| EXERCISE INSTRUCTIONS |
Rewrite the items below with "screenshot" changed to "capture" and nothing else altered. Omit the pictures.

[Coordinate annotation records]
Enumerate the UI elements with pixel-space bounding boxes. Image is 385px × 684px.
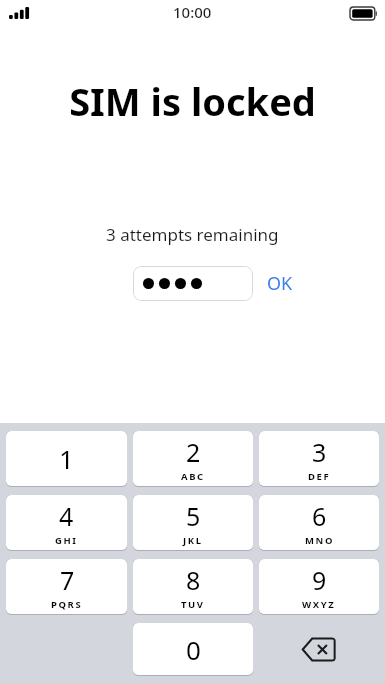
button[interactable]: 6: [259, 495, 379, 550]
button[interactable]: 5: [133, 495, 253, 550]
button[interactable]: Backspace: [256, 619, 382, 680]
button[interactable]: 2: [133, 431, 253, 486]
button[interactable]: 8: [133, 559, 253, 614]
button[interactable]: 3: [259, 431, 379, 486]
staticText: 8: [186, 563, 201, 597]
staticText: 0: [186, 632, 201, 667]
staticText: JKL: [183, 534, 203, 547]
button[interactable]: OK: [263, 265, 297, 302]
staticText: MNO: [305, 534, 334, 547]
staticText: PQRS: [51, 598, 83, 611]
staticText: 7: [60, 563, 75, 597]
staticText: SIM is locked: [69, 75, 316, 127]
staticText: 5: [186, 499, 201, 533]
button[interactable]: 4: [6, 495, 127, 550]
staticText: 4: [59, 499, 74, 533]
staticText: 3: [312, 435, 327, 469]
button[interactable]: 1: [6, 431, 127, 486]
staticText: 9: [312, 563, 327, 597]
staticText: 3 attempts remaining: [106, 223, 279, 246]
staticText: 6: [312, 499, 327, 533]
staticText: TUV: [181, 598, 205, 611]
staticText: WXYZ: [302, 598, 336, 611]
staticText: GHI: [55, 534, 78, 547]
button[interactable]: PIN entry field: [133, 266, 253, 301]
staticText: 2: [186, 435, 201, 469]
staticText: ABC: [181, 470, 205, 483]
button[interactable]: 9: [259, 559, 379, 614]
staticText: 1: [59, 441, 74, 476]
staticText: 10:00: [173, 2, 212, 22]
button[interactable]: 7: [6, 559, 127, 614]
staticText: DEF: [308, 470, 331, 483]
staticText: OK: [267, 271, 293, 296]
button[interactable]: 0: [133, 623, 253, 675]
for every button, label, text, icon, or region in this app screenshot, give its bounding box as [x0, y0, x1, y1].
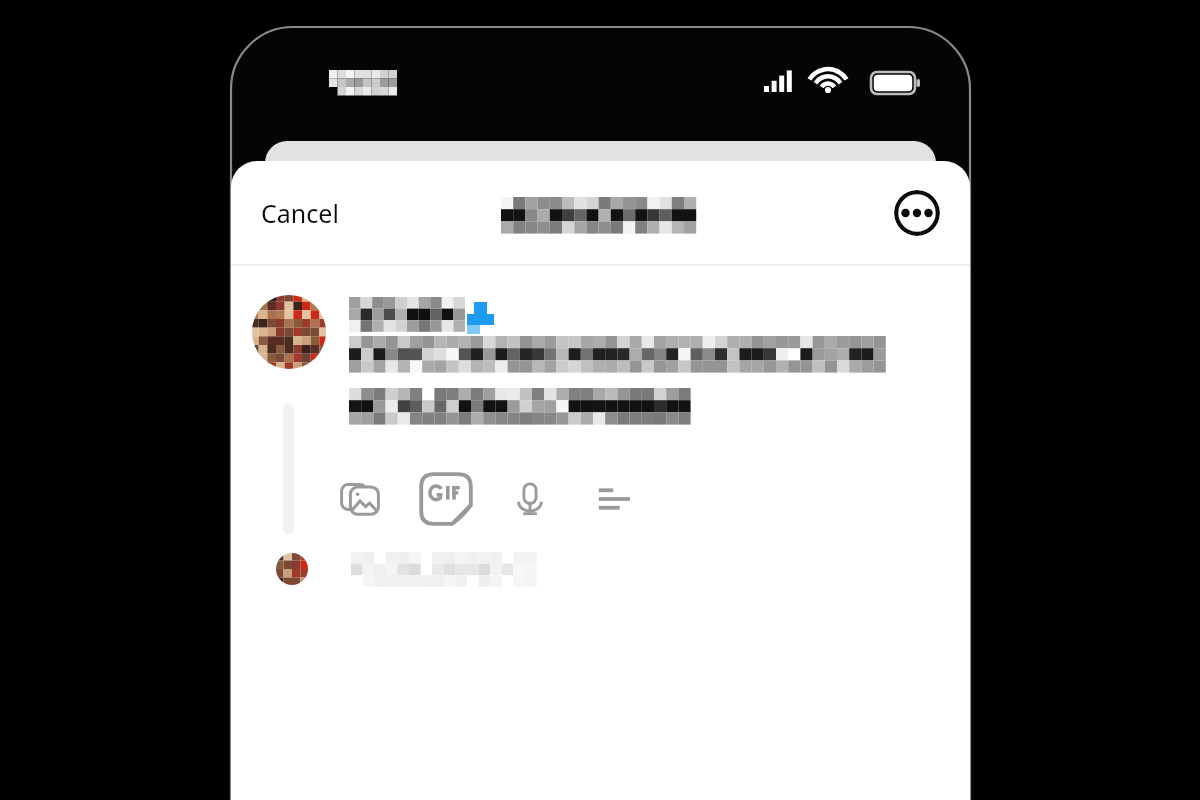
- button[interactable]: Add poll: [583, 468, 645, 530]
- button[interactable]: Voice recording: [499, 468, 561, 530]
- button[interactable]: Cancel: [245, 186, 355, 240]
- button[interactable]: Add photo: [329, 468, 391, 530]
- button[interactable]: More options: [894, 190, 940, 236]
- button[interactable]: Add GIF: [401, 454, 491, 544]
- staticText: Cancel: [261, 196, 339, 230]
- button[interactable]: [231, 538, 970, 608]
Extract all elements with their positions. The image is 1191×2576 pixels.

| THE COMPLETED TASK |
Enumerate the UI elements with pixel-space bounding boxes. Image is 385px × 684px.
button[interactable]: 6: [259, 495, 379, 550]
button[interactable]: 5: [133, 495, 253, 550]
button[interactable]: Backspace: [256, 619, 382, 680]
button[interactable]: 2: [133, 431, 253, 486]
button[interactable]: 8: [133, 559, 253, 614]
button[interactable]: 3: [259, 431, 379, 486]
staticText: 8: [186, 563, 201, 597]
staticText: 0: [186, 632, 201, 667]
staticText: JKL: [183, 534, 203, 547]
button[interactable]: OK: [263, 265, 297, 302]
staticText: MNO: [305, 534, 334, 547]
staticText: PQRS: [51, 598, 83, 611]
staticText: 7: [60, 563, 75, 597]
staticText: SIM is locked: [69, 75, 316, 127]
staticText: 5: [186, 499, 201, 533]
button[interactable]: 4: [6, 495, 127, 550]
staticText: 4: [59, 499, 74, 533]
staticText: 3: [312, 435, 327, 469]
button[interactable]: 1: [6, 431, 127, 486]
staticText: 9: [312, 563, 327, 597]
staticText: 3 attempts remaining: [106, 223, 279, 246]
staticText: 6: [312, 499, 327, 533]
staticText: TUV: [181, 598, 205, 611]
staticText: WXYZ: [302, 598, 336, 611]
staticText: GHI: [55, 534, 78, 547]
button[interactable]: PIN entry field: [133, 266, 253, 301]
staticText: 2: [186, 435, 201, 469]
staticText: ABC: [181, 470, 205, 483]
button[interactable]: 9: [259, 559, 379, 614]
staticText: 1: [59, 441, 74, 476]
staticText: 10:00: [173, 2, 212, 22]
button[interactable]: 7: [6, 559, 127, 614]
staticText: DEF: [308, 470, 331, 483]
staticText: OK: [267, 271, 293, 296]
button[interactable]: 0: [133, 623, 253, 675]
for every button, label, text, icon, or region in this app capture, give its bounding box as [x0, y0, x1, y1].
- button[interactable]: Add poll: [583, 468, 645, 530]
- button[interactable]: Voice recording: [499, 468, 561, 530]
- button[interactable]: Cancel: [245, 186, 355, 240]
- button[interactable]: Add photo: [329, 468, 391, 530]
- button[interactable]: More options: [894, 190, 940, 236]
- button[interactable]: Add GIF: [401, 454, 491, 544]
- staticText: Cancel: [261, 196, 339, 230]
- button[interactable]: [231, 538, 970, 608]
Extract all elements with their positions. The image is 1191×2576 pixels.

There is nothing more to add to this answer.